**Short task:** Provide nothing beyond the count of lines that include the string "подпись".

**Available data:**

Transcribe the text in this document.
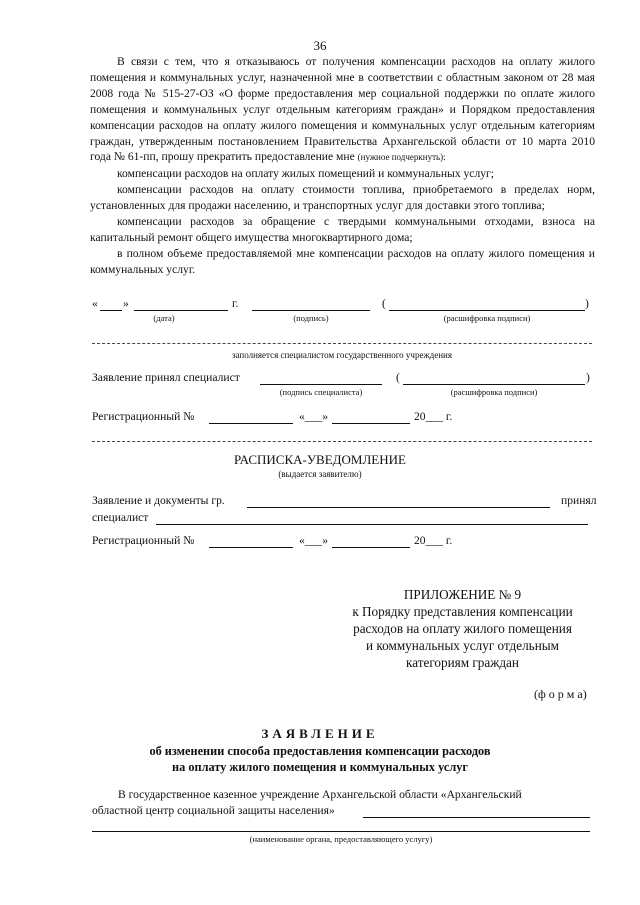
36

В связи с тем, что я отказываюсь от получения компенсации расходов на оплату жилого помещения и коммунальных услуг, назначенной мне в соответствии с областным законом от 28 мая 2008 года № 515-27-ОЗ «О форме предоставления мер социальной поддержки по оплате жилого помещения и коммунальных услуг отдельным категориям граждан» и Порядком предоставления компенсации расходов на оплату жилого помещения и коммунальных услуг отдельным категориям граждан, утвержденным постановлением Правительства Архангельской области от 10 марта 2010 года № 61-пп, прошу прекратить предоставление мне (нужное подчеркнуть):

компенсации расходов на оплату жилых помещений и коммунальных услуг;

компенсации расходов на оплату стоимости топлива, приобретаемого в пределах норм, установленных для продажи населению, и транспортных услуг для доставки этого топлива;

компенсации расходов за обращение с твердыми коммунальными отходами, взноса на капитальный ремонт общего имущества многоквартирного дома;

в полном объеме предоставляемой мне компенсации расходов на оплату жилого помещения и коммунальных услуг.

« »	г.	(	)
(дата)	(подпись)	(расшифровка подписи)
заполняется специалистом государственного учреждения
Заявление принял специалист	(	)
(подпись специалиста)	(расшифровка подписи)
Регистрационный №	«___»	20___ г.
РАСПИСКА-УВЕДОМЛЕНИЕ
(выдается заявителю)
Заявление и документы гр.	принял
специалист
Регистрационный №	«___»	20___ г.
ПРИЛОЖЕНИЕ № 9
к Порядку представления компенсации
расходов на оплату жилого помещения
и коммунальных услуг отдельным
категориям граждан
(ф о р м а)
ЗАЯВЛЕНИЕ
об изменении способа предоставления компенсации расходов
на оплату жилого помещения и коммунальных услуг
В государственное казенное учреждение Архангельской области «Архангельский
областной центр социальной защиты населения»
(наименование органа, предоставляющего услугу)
---
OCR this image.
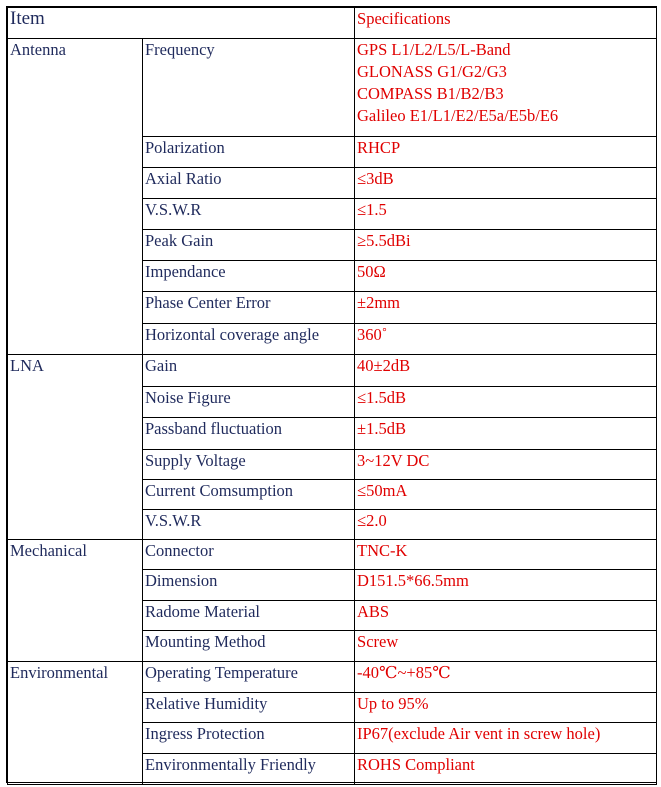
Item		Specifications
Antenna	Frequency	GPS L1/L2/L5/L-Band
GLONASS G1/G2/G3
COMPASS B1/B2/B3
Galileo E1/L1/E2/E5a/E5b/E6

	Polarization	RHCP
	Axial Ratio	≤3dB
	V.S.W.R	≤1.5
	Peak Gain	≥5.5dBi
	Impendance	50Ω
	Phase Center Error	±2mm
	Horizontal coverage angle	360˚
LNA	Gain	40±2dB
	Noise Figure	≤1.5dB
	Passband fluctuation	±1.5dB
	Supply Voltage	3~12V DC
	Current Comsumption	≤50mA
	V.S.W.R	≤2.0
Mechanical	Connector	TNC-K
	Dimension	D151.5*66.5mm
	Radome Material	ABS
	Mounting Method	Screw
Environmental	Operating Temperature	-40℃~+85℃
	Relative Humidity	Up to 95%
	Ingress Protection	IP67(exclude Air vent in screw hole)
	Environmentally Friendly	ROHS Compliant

**Task response:** 2